_Given request_
Every record must be transcribed in its entirety, apart from the images, which are to be omitted.

[Items listed in a dataset]
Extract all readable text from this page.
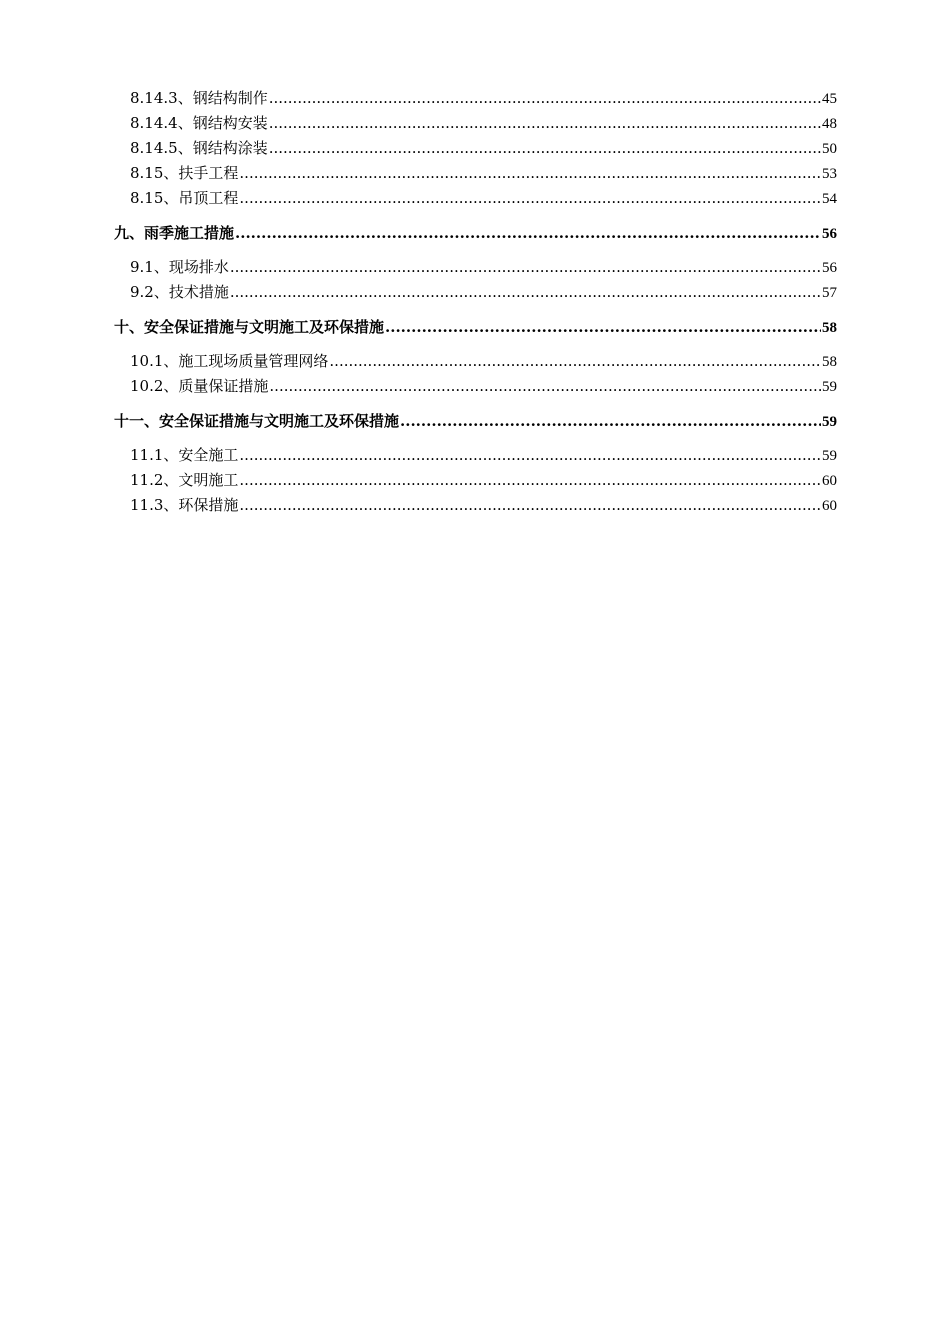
8.14.3、钢结构制作 .....	45
8.14.4、钢结构安装 .....	48
8.14.5、钢结构涂装 .....	50
8.15、扶手工程 .....	53
8.15、吊顶工程 .....	54
九、雨季施工措施 .....	56
9.1、现场排水 .....	56
9.2、技术措施 .....	57
十、安全保证措施与文明施工及环保措施 .....	58
10.1、施工现场质量管理网络 .....	58
10.2、质量保证措施 .....	59
十一、安全保证措施与文明施工及环保措施 .....	59
11.1、安全施工 .....	59
11.2、文明施工 .....	60
11.3、环保措施 .....	60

_Task answer_
Extract all readable text from this page.
8.14.3、钢结构制作 .....	45
8.14.4、钢结构安装 .....	48
8.14.5、钢结构涂装 .....	50
8.15、扶手工程 .....	53
8.15、吊顶工程 .....	54
九、雨季施工措施 .....	56
9.1、现场排水 .....	56
9.2、技术措施 .....	57
十、安全保证措施与文明施工及环保措施 .....	58
10.1、施工现场质量管理网络 .....	58
10.2、质量保证措施 .....	59
十一、安全保证措施与文明施工及环保措施 .....	59
11.1、安全施工 .....	59
11.2、文明施工 .....	60
11.3、环保措施 .....	60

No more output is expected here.